* **Objective**
State the number of lines that hold the string "Apoyamos", with nothing added.

_ _ _ _ _ _ _

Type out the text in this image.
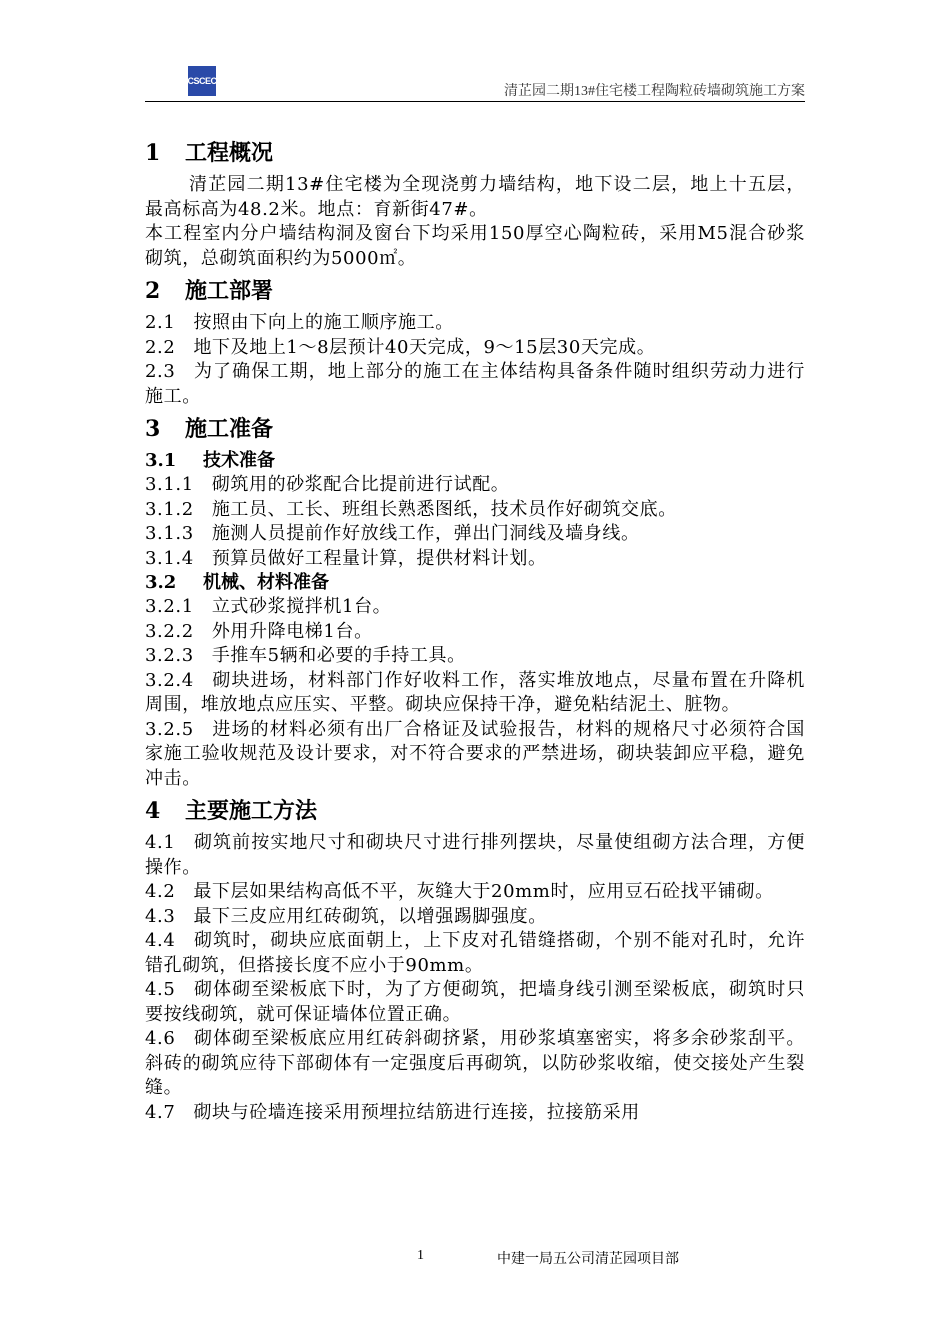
CSCEC
清芷园二期13#住宅楼工程陶粒砖墙砌筑施工方案
1 工程概况
清芷园二期13#住宅楼为全现浇剪力墙结构，地下设二层，地上十五层，最高标高为48.2米。地点：育新街47#。
本工程室内分户墙结构洞及窗台下均采用150厚空心陶粒砖，采用M5混合砂浆砌筑，总砌筑面积约为5000㎡。
2 施工部署
2.1 按照由下向上的施工顺序施工。
2.2 地下及地上1～8层预计40天完成，9～15层30天完成。
2.3 为了确保工期，地上部分的施工在主体结构具备条件随时组织劳动力进行施工。
3 施工准备
3.1 技术准备
3.1.1 砌筑用的砂浆配合比提前进行试配。
3.1.2 施工员、工长、班组长熟悉图纸，技术员作好砌筑交底。
3.1.3 施测人员提前作好放线工作，弹出门洞线及墙身线。
3.1.4 预算员做好工程量计算，提供材料计划。
3.2 机械、材料准备
3.2.1 立式砂浆搅拌机1台。
3.2.2 外用升降电梯1台。
3.2.3 手推车5辆和必要的手持工具。
3.2.4 砌块进场，材料部门作好收料工作，落实堆放地点，尽量布置在升降机周围，堆放地点应压实、平整。砌块应保持干净，避免粘结泥土、脏物。
3.2.5 进场的材料必须有出厂合格证及试验报告，材料的规格尺寸必须符合国家施工验收规范及设计要求，对不符合要求的严禁进场，砌块装卸应平稳，避免冲击。
4 主要施工方法
4.1 砌筑前按实地尺寸和砌块尺寸进行排列摆块，尽量使组砌方法合理，方便操作。
4.2 最下层如果结构高低不平，灰缝大于20mm时，应用豆石砼找平铺砌。
4.3 最下三皮应用红砖砌筑，以增强踢脚强度。
4.4 砌筑时，砌块应底面朝上，上下皮对孔错缝搭砌，个别不能对孔时，允许错孔砌筑，但搭接长度不应小于90mm。
4.5 砌体砌至梁板底下时，为了方便砌筑，把墙身线引测至梁板底，砌筑时只要按线砌筑，就可保证墙体位置正确。
4.6 砌体砌至梁板底应用红砖斜砌挤紧，用砂浆填塞密实，将多余砂浆刮平。斜砖的砌筑应待下部砌体有一定强度后再砌筑，以防砂浆收缩，使交接处产生裂缝。
4.7 砌块与砼墙连接采用预埋拉结筋进行连接，拉接筋采用
1	中建一局五公司清芷园项目部
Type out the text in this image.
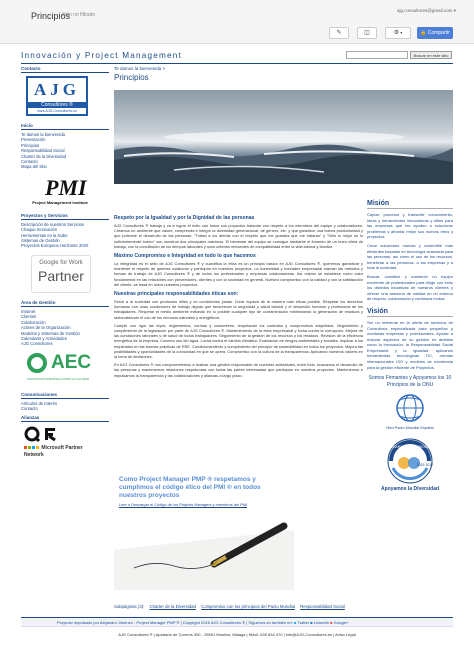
Principios
Sitio no filtrado
ajg.consultores@gmail.com ▾
✎	◫	⚙ ▾	🔒 Compartir
Innovación y Project Management	Buscar en este sitio
Contacto
AJG
Consultores ®
www.AJG-Consultores.es
Inicio
Te damos la bienvenida
Presentación
Principios
Responsabilidad Social
Charter de la Diversidad
Contacto
Mapa del sitio
PMI
Project Management Institute
Proyectos y Servicios
Descripción de nuestros Servicios
Chaque Innovación
Herramientas en la Nube
Sistemas de Gestión
Proyectos Europeos Horizonte 2020
Google for Work
Partner
Área de Gestión
Intranet
Clientes
Colaboración
Actives de la Organización
Modelos y Sistemas de Gestión
Calendario y Actividades
AJG Consultores
AEC
ASOCIACIÓN ESPAÑOLA PARA LA CALIDAD
Comunicaciones
Artículos de Interés
Contacto
Alianzas
Microsoft Partner Network
Te damos la bienvenida >
Principios
Respeto por la Igualdad y por la Dignidad de las personas

AJG Consultores ® trabaja y va a lograr el éxito con todos sus proyectos tratando con respeto a los miembros del equipo y colaboradores. Creamos un ambiente que valore, comprenda e integre la diversidad generacional, de género, etc. y que garantice una buena productividad y que potencie el desarrollo de las personas. "Tratad a los demás con el respeto que me gustaría que me trataran" y "Sélo lo mejor es lo suficientemente bueno" son nuestros dos principales máximos. El bienestar del equipo se consigue mediante el fomento de un buen clima de trabajo, con la conciliación de los tiempos laborales y unos criterios relevantes de compatibilidad entre la vida laboral y familiar.

Máximo Compromiso e Integridad en todo lo que hacemos

La integridad es el sello de AJG Consultores ® y cuantifica la ética es un principio básico en AJG Consultores ®, queremos garantizar y mantener el respeto de quienes colaboran y participan en nuestros proyectos. La honestidad y honradez empresarial marcan las métodos y formas de trabajo de AJG Consultores ® y de todos los profesionales y empresas colaboradoras. Así mismo se establece como valor fundamental en las relaciones con proveedores, clientes y con la sociedad en general. Nuestro compromiso con la calidad y con la satisfacción del cliente, se basa en todos nuestros proyectos.

Nuestras principales responsabilidades éticas son:

Servir a la sociedad con productos útiles y en condiciones justas. Crear riqueza de la manera más eficaz posible. Respetar los derechos humanos con unas condiciones de trabajo dignas que favorezcan la seguridad y salud laboral y el desarrollo humano y profesional de los trabajadores. Respetar el medio ambiente evitando en lo posible cualquier tipo de contaminación minimizando la generación de residuos y racionalizando el uso de los recursos naturales y energéticos.

Cumplir con rigor las leyes, reglamentos, normas y costumbres, respetando los contratos y compromisos adquiridos. Seguimiento y cumplimiento de la legislación por parte de AJG Consultores ®. Mantenimiento de la ética empresarial y lucha contra la corrupción. Mejora de las condiciones laborales y de salud de todos trabajadores. Seguimiento de la gestión de los recursos y los residuos. Revisión de la eficiencia energética de la empresa. Conecto uso del agua. Lucha contra el cambio climático. Evaluación de riesgos ambientales y sociales. Implicar a los empleados en las buenas prácticas de RSE. Condicionamiento y cumplimiento del principio de sostenibilidad en todos los proyectos. Mejora las posibilidades y oportunidades de la comunidad en que se opera. Compromiso con la cultura de la transparencia. Aplicando nuestros valores en la toma de decisiones.

En AJG Consultores ® nos comprometemos a realizar una gestión responsable de nuestras actividades, entre todo, buscamos el desarrollo de las personas y mantenemos relaciones respetuosas con todas las partes interesadas que participan en nuestros proyectos. Mantenemos e impulsamos la transparencia y las colaboraciones y alianzas a largo plazo.

Como Project Manager PMP ® respetamos y cumplimos el código ético del PMI ® en todos nuestros proyectos
Leer o Descargar el Código de los Projects Managers y miembros del PMI
Misión

Captar, procesar y transmitir conocimiento, ideas y herramientas innovadoras y útiles para las empresas que les ayuden a solucionar problemas y afrontar mejor sus nuevos retos y proyectos.

Crear soluciones nuevas y sostenible más eficientes basadas en tecnología avanzada para las personas, así como el uso de los recursos, beneficiar a las personas, a las empresas y a toda la sociedad.

Buscar, constituir y mantener un equipo excelente de profesionales para dirigir con éxito los distintos iniciativas de nuestros clientes y ofrecer una asesoría de calidad en un entorno de respeto, colaboración y confianza mutua.

Visión

Ser un referente en la oferta de servicios de Consultoría especializada para pequeñas y medianas empresas y profesionales. Ayudar a mejorar aspectos de su gestión en ámbitos como la Innovación, la Responsabilidad Social Empresarial y la igualdad, aplicando herramientas tecnológicas TIC, normas internacionales ISO y modelos de excelencia para la gestión eficiente de Proyectos.

Somos Firmantes y Apoyamos los 10 Principios de la ONU
Red Pacto Mundial España
CHARTER DIVERSIDAD
2015 2017
Apoyamos la Diversidad
Subpáginas (3): Charter de la Diversidad Compromiso con los principios del Pacto Mundial Responsabilidad Social
Proyecto impulsado por Alejandro Jiménez - Project Manager PMP ® | Copyright 2016 AJG Consultores ® | Síguenos en también en: ■ Twitter ■ LinkedIn ■ Google+
AJG Consultores ® | Apartado de Correos 300 - 29691 Manilva, Málaga | Móvil: 639 834 470 | info@AJG-Consultores.es | Aviso Legal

_ _ _ _ _ _ _

* **Response**
2